§ **Instructions for the task**
Copy each line below in which the string "huruf" occurs.

§ **Extracted material**
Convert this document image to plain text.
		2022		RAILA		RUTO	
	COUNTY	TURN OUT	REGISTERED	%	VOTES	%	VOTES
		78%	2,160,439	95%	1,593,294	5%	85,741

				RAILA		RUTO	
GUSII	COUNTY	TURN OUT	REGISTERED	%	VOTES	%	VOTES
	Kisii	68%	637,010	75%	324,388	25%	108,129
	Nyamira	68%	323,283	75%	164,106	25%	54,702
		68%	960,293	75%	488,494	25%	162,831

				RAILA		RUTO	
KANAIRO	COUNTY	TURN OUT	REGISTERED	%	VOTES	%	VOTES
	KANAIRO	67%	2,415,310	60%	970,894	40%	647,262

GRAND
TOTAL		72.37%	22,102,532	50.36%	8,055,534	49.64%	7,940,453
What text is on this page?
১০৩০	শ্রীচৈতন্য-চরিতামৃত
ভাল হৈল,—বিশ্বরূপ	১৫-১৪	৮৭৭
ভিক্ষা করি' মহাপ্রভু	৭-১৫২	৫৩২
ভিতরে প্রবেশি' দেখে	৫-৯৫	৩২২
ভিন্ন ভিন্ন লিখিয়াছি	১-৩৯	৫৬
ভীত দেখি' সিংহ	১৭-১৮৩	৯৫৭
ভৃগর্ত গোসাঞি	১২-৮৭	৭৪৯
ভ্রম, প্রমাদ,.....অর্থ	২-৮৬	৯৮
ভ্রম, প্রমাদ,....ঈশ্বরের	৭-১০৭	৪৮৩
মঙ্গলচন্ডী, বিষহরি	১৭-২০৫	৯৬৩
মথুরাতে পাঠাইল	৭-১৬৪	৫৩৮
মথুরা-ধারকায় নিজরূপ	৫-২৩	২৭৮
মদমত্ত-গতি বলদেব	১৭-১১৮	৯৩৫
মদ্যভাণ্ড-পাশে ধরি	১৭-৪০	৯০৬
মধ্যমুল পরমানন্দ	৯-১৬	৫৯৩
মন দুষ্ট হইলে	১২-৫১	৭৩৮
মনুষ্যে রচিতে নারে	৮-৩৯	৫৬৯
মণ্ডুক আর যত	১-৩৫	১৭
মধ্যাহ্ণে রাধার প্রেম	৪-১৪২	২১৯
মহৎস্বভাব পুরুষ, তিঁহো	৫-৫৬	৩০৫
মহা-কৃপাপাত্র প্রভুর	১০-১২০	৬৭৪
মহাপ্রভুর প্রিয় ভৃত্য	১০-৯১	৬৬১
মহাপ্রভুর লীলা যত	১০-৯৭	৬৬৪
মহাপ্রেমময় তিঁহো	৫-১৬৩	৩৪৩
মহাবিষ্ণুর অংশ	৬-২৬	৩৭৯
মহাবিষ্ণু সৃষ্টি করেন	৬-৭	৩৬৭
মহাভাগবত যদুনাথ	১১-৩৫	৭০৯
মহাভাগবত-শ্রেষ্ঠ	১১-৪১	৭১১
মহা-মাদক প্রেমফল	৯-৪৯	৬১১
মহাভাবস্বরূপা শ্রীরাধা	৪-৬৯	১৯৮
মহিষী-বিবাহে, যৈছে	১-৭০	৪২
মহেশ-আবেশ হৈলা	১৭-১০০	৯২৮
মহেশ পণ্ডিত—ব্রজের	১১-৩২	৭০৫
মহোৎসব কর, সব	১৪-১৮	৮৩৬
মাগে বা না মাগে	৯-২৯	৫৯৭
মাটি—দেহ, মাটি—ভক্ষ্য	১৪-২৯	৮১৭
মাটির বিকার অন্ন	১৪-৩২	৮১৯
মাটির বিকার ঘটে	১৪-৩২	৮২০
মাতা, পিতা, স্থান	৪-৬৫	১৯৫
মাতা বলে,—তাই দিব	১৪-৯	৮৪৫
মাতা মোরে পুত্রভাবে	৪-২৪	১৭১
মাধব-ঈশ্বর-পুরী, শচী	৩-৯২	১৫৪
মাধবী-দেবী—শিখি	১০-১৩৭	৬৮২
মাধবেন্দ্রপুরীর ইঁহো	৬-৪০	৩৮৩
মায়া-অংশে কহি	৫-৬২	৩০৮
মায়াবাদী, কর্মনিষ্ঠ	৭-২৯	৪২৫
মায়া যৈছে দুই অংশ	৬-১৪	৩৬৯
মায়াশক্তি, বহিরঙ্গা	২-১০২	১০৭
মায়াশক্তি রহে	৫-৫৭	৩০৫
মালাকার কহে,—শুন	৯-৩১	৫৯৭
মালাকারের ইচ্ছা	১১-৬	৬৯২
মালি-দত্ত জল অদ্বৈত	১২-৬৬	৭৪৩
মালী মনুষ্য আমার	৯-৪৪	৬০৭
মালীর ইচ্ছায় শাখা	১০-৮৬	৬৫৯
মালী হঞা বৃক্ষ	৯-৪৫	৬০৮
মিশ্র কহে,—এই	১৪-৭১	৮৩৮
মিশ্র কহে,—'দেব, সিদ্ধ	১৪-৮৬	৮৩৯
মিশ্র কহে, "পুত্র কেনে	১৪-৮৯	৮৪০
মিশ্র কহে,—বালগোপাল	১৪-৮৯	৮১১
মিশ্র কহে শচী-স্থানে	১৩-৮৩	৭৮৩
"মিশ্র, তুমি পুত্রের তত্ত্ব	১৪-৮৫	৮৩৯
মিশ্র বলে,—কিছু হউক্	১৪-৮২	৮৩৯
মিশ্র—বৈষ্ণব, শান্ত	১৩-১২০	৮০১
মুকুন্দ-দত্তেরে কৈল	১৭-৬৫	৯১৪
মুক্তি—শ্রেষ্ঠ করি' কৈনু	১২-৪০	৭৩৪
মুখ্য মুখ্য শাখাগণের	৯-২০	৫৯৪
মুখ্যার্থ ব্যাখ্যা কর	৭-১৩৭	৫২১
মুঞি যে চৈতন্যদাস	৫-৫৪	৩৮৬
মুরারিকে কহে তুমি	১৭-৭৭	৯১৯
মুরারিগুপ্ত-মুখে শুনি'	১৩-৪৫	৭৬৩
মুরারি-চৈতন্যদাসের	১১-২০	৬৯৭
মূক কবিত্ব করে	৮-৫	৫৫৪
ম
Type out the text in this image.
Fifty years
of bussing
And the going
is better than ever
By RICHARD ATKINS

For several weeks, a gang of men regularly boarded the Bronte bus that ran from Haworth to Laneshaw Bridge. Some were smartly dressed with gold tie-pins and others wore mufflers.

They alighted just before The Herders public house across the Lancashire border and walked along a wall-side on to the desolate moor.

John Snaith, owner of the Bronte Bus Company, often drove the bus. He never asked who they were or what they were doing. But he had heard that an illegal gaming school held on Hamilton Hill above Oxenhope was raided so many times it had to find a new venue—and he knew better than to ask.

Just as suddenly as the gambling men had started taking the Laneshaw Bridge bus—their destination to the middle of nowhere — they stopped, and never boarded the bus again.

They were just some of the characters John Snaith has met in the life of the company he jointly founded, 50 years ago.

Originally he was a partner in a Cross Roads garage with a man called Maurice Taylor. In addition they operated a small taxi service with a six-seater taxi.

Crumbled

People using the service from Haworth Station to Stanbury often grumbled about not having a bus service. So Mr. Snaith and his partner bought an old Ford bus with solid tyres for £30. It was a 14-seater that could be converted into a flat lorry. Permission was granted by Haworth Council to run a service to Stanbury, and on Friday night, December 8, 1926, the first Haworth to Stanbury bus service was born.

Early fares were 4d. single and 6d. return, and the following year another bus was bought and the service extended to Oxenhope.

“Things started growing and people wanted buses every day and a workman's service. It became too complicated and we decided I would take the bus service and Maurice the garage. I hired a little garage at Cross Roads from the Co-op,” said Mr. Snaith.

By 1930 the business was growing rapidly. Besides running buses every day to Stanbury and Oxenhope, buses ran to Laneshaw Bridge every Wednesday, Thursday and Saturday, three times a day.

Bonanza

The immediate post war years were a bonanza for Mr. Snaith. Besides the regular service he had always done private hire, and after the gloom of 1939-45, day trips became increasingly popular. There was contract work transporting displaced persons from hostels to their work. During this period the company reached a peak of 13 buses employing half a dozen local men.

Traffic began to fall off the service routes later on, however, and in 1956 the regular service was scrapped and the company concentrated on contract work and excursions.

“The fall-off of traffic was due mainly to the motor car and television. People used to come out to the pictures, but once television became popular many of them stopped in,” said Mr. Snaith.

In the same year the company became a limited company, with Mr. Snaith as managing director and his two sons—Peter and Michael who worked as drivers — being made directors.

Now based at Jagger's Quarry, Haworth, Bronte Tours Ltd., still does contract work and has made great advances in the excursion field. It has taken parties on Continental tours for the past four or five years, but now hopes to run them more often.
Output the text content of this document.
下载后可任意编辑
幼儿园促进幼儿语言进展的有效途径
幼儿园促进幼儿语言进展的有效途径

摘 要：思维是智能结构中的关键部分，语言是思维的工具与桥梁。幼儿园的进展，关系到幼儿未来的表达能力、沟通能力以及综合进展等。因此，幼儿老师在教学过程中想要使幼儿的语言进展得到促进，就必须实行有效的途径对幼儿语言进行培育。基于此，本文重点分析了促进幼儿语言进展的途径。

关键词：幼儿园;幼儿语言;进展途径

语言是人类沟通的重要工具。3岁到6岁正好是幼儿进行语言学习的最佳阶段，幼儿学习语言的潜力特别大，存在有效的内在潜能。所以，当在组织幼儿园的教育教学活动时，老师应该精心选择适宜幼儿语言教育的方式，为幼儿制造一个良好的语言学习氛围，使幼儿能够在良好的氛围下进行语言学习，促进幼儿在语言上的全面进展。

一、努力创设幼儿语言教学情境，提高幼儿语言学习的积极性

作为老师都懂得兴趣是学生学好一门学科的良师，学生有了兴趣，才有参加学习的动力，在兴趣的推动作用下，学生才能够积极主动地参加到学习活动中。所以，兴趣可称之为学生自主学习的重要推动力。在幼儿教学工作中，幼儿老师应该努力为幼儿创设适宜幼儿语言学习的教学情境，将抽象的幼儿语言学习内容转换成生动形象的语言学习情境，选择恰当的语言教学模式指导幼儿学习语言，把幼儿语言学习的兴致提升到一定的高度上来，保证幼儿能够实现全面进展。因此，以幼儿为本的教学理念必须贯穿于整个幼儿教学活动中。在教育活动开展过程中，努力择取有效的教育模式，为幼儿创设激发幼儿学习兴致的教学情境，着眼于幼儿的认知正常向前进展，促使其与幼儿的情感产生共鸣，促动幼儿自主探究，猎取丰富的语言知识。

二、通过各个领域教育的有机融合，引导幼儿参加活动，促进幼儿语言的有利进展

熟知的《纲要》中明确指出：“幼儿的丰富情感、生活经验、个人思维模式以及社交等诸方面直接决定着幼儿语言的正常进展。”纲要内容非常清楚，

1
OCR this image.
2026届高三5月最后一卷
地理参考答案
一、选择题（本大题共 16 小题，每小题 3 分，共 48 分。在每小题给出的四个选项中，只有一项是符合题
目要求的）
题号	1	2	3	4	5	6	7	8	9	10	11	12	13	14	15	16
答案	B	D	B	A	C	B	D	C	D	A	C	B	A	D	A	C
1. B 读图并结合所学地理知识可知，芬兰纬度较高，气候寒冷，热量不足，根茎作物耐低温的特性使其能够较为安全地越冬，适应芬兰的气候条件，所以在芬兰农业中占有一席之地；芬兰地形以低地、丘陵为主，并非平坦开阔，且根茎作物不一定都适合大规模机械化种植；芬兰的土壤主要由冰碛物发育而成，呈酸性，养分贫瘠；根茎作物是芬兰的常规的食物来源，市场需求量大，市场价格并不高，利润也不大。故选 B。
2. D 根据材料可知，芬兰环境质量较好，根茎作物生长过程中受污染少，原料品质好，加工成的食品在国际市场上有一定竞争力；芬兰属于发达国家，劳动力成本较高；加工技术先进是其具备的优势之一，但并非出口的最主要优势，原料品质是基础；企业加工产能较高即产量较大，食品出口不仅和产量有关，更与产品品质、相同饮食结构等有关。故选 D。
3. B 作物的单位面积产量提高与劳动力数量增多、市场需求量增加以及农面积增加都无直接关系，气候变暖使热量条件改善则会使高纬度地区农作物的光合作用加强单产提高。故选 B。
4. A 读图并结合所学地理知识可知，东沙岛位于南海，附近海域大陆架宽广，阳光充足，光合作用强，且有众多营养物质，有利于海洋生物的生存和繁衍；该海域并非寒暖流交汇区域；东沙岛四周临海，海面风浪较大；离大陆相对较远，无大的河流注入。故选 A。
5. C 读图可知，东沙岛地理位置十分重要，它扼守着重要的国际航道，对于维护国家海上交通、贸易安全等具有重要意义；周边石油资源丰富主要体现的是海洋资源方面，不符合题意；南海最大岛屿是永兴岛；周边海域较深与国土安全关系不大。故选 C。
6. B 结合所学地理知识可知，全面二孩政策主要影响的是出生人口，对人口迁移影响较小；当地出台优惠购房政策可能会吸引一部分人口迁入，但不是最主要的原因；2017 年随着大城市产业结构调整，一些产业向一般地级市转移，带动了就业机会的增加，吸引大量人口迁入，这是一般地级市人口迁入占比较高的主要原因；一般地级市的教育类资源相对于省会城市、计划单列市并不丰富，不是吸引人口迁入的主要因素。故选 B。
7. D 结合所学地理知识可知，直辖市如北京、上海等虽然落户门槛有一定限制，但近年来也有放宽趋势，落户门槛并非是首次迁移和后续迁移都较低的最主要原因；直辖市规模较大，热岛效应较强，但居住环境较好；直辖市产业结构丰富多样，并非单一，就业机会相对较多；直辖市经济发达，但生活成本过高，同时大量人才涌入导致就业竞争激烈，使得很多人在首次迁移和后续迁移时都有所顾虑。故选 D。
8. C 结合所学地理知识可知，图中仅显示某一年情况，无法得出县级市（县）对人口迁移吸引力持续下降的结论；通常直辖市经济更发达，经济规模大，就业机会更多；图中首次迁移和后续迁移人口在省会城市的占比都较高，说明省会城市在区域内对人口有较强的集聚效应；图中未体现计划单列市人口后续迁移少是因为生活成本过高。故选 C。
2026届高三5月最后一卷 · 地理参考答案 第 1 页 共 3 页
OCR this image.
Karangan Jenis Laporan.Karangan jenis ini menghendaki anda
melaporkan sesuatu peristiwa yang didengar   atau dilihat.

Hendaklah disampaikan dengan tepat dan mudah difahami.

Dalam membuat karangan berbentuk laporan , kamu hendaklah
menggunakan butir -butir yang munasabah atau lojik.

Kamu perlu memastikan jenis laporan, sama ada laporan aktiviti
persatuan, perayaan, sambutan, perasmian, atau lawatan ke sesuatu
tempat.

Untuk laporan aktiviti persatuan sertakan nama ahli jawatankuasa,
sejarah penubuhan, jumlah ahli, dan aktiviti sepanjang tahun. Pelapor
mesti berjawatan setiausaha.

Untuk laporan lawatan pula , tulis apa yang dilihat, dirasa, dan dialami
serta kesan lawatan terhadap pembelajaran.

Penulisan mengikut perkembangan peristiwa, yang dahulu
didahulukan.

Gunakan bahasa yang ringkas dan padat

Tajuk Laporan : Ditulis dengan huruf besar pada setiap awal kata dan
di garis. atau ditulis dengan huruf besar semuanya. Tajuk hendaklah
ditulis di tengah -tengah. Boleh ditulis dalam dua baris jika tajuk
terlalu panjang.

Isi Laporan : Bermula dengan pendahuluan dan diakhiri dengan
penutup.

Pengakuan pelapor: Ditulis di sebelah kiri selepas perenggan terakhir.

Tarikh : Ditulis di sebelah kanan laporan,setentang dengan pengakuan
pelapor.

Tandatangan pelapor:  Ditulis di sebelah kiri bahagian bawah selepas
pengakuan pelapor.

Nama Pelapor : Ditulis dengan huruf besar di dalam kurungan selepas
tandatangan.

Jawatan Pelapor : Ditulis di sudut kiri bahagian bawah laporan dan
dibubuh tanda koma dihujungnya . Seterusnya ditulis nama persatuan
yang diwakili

§ **Result of this exercise**
Tajuk Laporan : Ditulis dengan huruf besar pada setiap awal kata dan
di garis. atau ditulis dengan huruf besar semuanya. Tajuk hendaklah
Nama Pelapor : Ditulis dengan huruf besar di dalam kurungan selepas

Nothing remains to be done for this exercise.